* Aim
The entries below should be quoted exactly, with no pictures carried over.

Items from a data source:
# # #

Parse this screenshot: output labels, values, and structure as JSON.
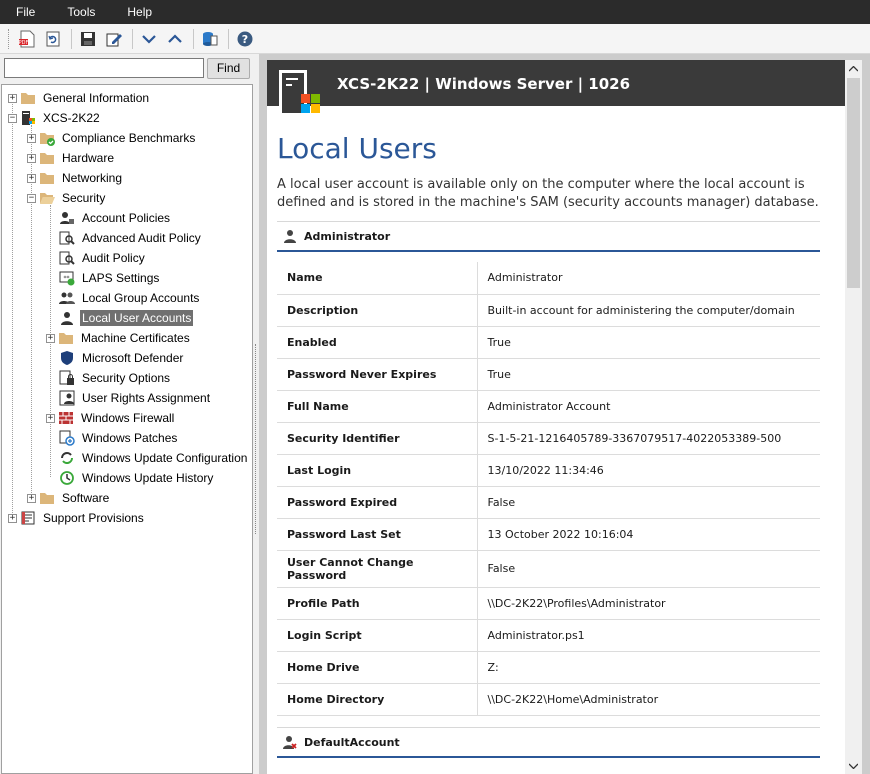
{
  "menu": {
    "file": "File",
    "tools": "Tools",
    "help": "Help"
  },
  "toolbar": {
    "icons": [
      "pdf-export-icon",
      "refresh-icon",
      "save-icon",
      "edit-icon",
      "collapse-down-icon",
      "expand-up-icon",
      "database-icon",
      "help-icon"
    ]
  },
  "search": {
    "value": "",
    "placeholder": "",
    "find_label": "Find"
  },
  "tree": {
    "general_information": "General Information",
    "server": "XCS-2K22",
    "compliance": "Compliance Benchmarks",
    "hardware": "Hardware",
    "networking": "Networking",
    "security": "Security",
    "account_policies": "Account Policies",
    "advanced_audit": "Advanced Audit Policy",
    "audit_policy": "Audit Policy",
    "laps": "LAPS Settings",
    "local_group": "Local Group Accounts",
    "local_user": "Local User Accounts",
    "machine_certs": "Machine Certificates",
    "defender": "Microsoft Defender",
    "security_options": "Security Options",
    "user_rights": "User Rights Assignment",
    "firewall": "Windows Firewall",
    "patches": "Windows Patches",
    "update_config": "Windows Update Configuration",
    "update_history": "Windows Update History",
    "software": "Software",
    "support": "Support Provisions"
  },
  "doc": {
    "header_title": "XCS-2K22 | Windows Server | 1026",
    "heading": "Local Users",
    "intro": "A local user account is available only on the computer where the local account is defined and is stored in the machine's SAM (security accounts manager) database.",
    "section1": "Administrator",
    "section2": "DefaultAccount",
    "rows": [
      {
        "k": "Name",
        "v": "Administrator"
      },
      {
        "k": "Description",
        "v": "Built-in account for administering the computer/domain"
      },
      {
        "k": "Enabled",
        "v": "True"
      },
      {
        "k": "Password Never Expires",
        "v": "True"
      },
      {
        "k": "Full Name",
        "v": "Administrator Account"
      },
      {
        "k": "Security Identifier",
        "v": "S-1-5-21-1216405789-3367079517-4022053389-500"
      },
      {
        "k": "Last Login",
        "v": "13/10/2022 11:34:46"
      },
      {
        "k": "Password Expired",
        "v": "False"
      },
      {
        "k": "Password Last Set",
        "v": "13 October 2022 10:16:04"
      },
      {
        "k": "User Cannot Change Password",
        "v": "False"
      },
      {
        "k": "Profile Path",
        "v": "\\\\DC-2K22\\Profiles\\Administrator"
      },
      {
        "k": "Login Script",
        "v": "Administrator.ps1"
      },
      {
        "k": "Home Drive",
        "v": "Z:"
      },
      {
        "k": "Home Directory",
        "v": "\\\\DC-2K22\\Home\\Administrator"
      }
    ]
  },
  "colors": {
    "accent": "#2b5797",
    "header_bg": "#3a3a3a",
    "menubar_bg": "#2b2b2b",
    "selection": "#707070"
  }
}
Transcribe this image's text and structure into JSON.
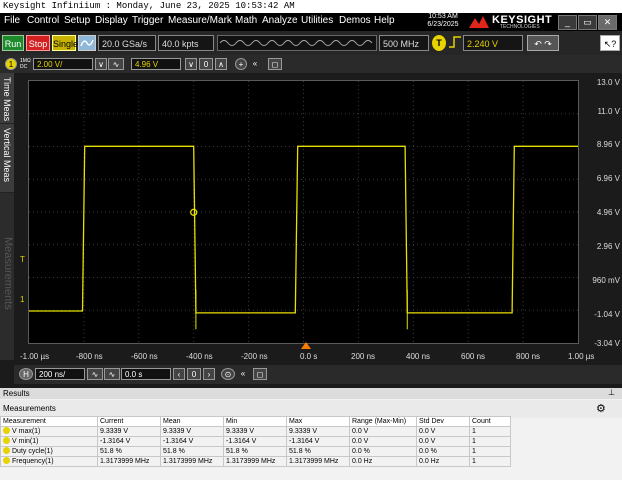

# # #

* The solution
Parse this screenshot: output labels, values, and structure as JSON.
{
  "menu": {
    "file": "File",
    "tools": "Tools",
    "help": "Help"
  },
  "toolbar": {
    "icons": [
      "pdf-export-icon",
      "refresh-icon",
      "save-icon",
      "edit-icon",
      "collapse-down-icon",
      "expand-up-icon",
      "database-icon",
      "help-icon"
    ]
  },
  "search": {
    "value": "",
    "placeholder": "",
    "find_label": "Find"
  },
  "tree": {
    "general_information": "General Information",
    "server": "XCS-2K22",
    "compliance": "Compliance Benchmarks",
    "hardware": "Hardware",
    "networking": "Networking",
    "security": "Security",
    "account_policies": "Account Policies",
    "advanced_audit": "Advanced Audit Policy",
    "audit_policy": "Audit Policy",
    "laps": "LAPS Settings",
    "local_group": "Local Group Accounts",
    "local_user": "Local User Accounts",
    "machine_certs": "Machine Certificates",
    "defender": "Microsoft Defender",
    "security_options": "Security Options",
    "user_rights": "User Rights Assignment",
    "firewall": "Windows Firewall",
    "patches": "Windows Patches",
    "update_config": "Windows Update Configuration",
    "update_history": "Windows Update History",
    "software": "Software",
    "support": "Support Provisions"
  },
  "doc": {
    "header_title": "XCS-2K22 | Windows Server | 1026",
    "heading": "Local Users",
    "intro": "A local user account is available only on the computer where the local account is defined and is stored in the machine's SAM (security accounts manager) database.",
    "section1": "Administrator",
    "section2": "DefaultAccount",
    "rows": [
      {
        "k": "Name",
        "v": "Administrator"
      },
      {
        "k": "Description",
        "v": "Built-in account for administering the computer/domain"
      },
      {
        "k": "Enabled",
        "v": "True"
      },
      {
        "k": "Password Never Expires",
        "v": "True"
      },
      {
        "k": "Full Name",
        "v": "Administrator Account"
      },
      {
        "k": "Security Identifier",
        "v": "S-1-5-21-1216405789-3367079517-4022053389-500"
      },
      {
        "k": "Last Login",
        "v": "13/10/2022 11:34:46"
      },
      {
        "k": "Password Expired",
        "v": "False"
      },
      {
        "k": "Password Last Set",
        "v": "13 October 2022 10:16:04"
      },
      {
        "k": "User Cannot Change Password",
        "v": "False"
      },
      {
        "k": "Profile Path",
        "v": "\\\\DC-2K22\\Profiles\\Administrator"
      },
      {
        "k": "Login Script",
        "v": "Administrator.ps1"
      },
      {
        "k": "Home Drive",
        "v": "Z:"
      },
      {
        "k": "Home Directory",
        "v": "\\\\DC-2K22\\Home\\Administrator"
      }
    ]
  },
  "colors": {
    "accent": "#2b5797",
    "header_bg": "#3a3a3a",
    "menubar_bg": "#2b2b2b",
    "selection": "#707070"
  }
}
Transcribe this image's text and structure into JSON.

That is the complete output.